§ Objective: Extract the lines that carry the string "JSON" from the listing.
-- Begin --
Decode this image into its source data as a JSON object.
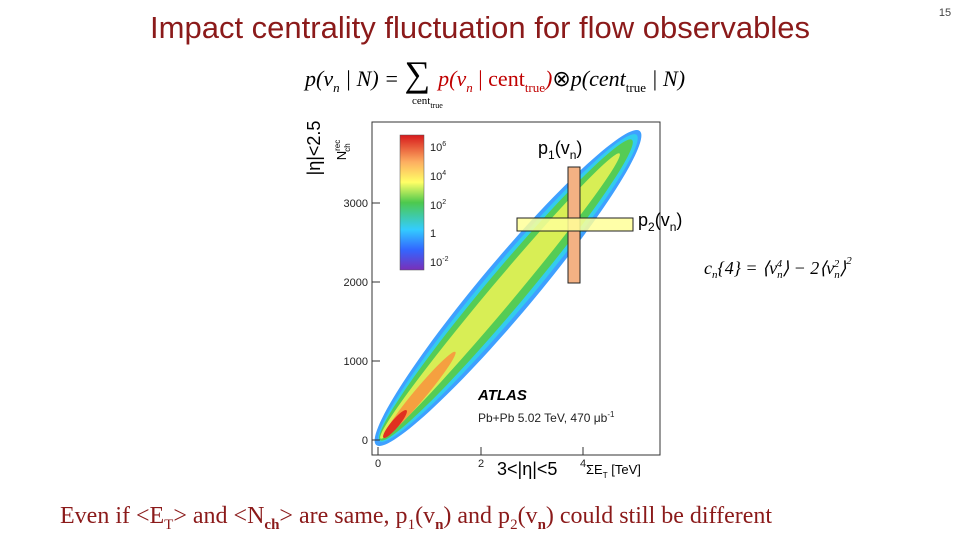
{
  "page_number": "15",
  "title": "Impact centrality fluctuation for flow observables",
  "formula": {
    "lhs": [
      "p(v",
      "n",
      " | N) = "
    ],
    "sum": "∑",
    "sum_sub": [
      "cent",
      "true"
    ],
    "term1": [
      "p(v",
      "n",
      " | cent",
      "true",
      ")"
    ],
    "op": "⊗",
    "term2": [
      "p(cent",
      "true",
      " | N)"
    ]
  },
  "plot": {
    "y_label": "|η|<2.5",
    "y_axis_title": [
      "N",
      "rec",
      "ch"
    ],
    "y_ticks": [
      "0",
      "1000",
      "2000",
      "3000"
    ],
    "x_ticks": [
      "0",
      "2",
      "4"
    ],
    "x_axis_title": [
      "ΣE",
      "T",
      " [TeV]"
    ],
    "x_label": "3<|η|<5",
    "colorbar": [
      [
        "10",
        "6"
      ],
      [
        "10",
        "4"
      ],
      [
        "10",
        "2"
      ],
      [
        "1"
      ],
      [
        "10",
        "-2"
      ]
    ],
    "experiment": "ATLAS",
    "dataset": [
      "Pb+Pb 5.02 TeV, 470 μb",
      "-1"
    ]
  },
  "annotations": {
    "p1": [
      "p",
      "1",
      "(v",
      "n",
      ")"
    ],
    "p2": [
      "p",
      "2",
      "(v",
      "n",
      ")"
    ],
    "cumulant": [
      "c",
      "n",
      "{4}  =  ⟨v",
      "n",
      "4",
      "⟩ − 2⟨v",
      "n",
      "2",
      "⟩",
      "2"
    ]
  },
  "footer": [
    "Even if  <E",
    "T",
    "> and <N",
    "ch",
    "> are same, p",
    "1",
    "(v",
    "n",
    ") and p",
    "2",
    "(v",
    "n",
    ") could still be different"
  ]
}
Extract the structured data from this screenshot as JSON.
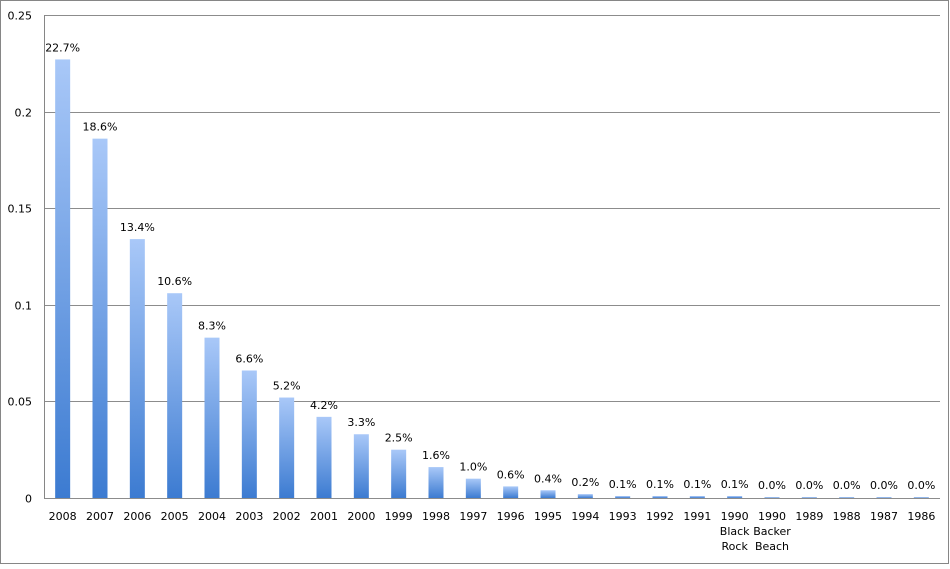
-- End --
§ Solution:
Decode this image into its source data as a JSON object.
Extract the structured data from this screenshot as JSON.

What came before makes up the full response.